### REQUIREMENT
Make an exact copy of the lines below.

### GIVEN INFORMATION
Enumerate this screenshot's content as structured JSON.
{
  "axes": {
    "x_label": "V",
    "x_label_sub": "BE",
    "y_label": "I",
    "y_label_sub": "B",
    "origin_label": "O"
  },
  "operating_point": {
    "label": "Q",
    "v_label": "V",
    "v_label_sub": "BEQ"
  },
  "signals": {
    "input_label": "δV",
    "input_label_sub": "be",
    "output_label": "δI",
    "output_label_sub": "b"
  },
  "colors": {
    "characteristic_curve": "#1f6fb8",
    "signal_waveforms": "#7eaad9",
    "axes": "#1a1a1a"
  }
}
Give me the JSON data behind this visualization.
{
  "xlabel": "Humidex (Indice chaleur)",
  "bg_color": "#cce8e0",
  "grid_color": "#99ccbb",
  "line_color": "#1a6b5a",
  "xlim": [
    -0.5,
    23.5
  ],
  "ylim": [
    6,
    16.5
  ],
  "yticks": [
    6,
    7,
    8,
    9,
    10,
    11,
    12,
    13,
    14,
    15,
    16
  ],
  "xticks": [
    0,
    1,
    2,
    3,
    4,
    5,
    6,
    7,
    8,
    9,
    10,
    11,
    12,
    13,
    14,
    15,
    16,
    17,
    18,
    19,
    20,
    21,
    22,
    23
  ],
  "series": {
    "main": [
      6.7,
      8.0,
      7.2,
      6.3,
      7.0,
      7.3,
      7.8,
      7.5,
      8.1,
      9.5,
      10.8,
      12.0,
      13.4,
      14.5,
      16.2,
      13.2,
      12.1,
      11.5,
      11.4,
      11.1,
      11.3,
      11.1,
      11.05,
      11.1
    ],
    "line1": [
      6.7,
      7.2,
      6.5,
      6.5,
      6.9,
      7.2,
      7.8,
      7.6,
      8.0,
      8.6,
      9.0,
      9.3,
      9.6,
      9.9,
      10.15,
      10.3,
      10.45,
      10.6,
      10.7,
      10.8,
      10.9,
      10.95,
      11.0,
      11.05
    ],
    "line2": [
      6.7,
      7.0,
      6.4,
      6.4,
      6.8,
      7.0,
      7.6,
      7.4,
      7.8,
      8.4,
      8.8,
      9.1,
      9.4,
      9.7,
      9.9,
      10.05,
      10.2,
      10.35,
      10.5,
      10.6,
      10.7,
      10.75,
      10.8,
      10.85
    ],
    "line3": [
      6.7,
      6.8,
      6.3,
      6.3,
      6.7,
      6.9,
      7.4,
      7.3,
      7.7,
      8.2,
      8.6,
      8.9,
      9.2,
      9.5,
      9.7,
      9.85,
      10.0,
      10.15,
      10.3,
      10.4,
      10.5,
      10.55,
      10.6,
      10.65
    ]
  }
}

### EXPECTED ANSWER
Enumerate this screenshot's content as structured JSON.
{
  "axes": {
    "x_label": "V",
    "x_label_sub": "BE",
    "y_label": "I",
    "y_label_sub": "B",
    "origin_label": "O"
  },
  "operating_point": {
    "label": "Q",
    "v_label": "V",
    "v_label_sub": "BEQ"
  },
  "signals": {
    "input_label": "δV",
    "input_label_sub": "be",
    "output_label": "δI",
    "output_label_sub": "b"
  },
  "colors": {
    "characteristic_curve": "#1f6fb8",
    "signal_waveforms": "#7eaad9",
    "axes": "#1a1a1a"
  }
}
Give me the JSON data behind this visualization.
{
  "xlabel": "Humidex (Indice chaleur)",
  "bg_color": "#cce8e0",
  "grid_color": "#99ccbb",
  "line_color": "#1a6b5a",
  "xlim": [
    -0.5,
    23.5
  ],
  "ylim": [
    6,
    16.5
  ],
  "yticks": [
    6,
    7,
    8,
    9,
    10,
    11,
    12,
    13,
    14,
    15,
    16
  ],
  "xticks": [
    0,
    1,
    2,
    3,
    4,
    5,
    6,
    7,
    8,
    9,
    10,
    11,
    12,
    13,
    14,
    15,
    16,
    17,
    18,
    19,
    20,
    21,
    22,
    23
  ],
  "series": {
    "main": [
      6.7,
      8.0,
      7.2,
      6.3,
      7.0,
      7.3,
      7.8,
      7.5,
      8.1,
      9.5,
      10.8,
      12.0,
      13.4,
      14.5,
      16.2,
      13.2,
      12.1,
      11.5,
      11.4,
      11.1,
      11.3,
      11.1,
      11.05,
      11.1
    ],
    "line1": [
      6.7,
      7.2,
      6.5,
      6.5,
      6.9,
      7.2,
      7.8,
      7.6,
      8.0,
      8.6,
      9.0,
      9.3,
      9.6,
      9.9,
      10.15,
      10.3,
      10.45,
      10.6,
      10.7,
      10.8,
      10.9,
      10.95,
      11.0,
      11.05
    ],
    "line2": [
      6.7,
      7.0,
      6.4,
      6.4,
      6.8,
      7.0,
      7.6,
      7.4,
      7.8,
      8.4,
      8.8,
      9.1,
      9.4,
      9.7,
      9.9,
      10.05,
      10.2,
      10.35,
      10.5,
      10.6,
      10.7,
      10.75,
      10.8,
      10.85
    ],
    "line3": [
      6.7,
      6.8,
      6.3,
      6.3,
      6.7,
      6.9,
      7.4,
      7.3,
      7.7,
      8.2,
      8.6,
      8.9,
      9.2,
      9.5,
      9.7,
      9.85,
      10.0,
      10.15,
      10.3,
      10.4,
      10.5,
      10.55,
      10.6,
      10.65
    ]
  }
}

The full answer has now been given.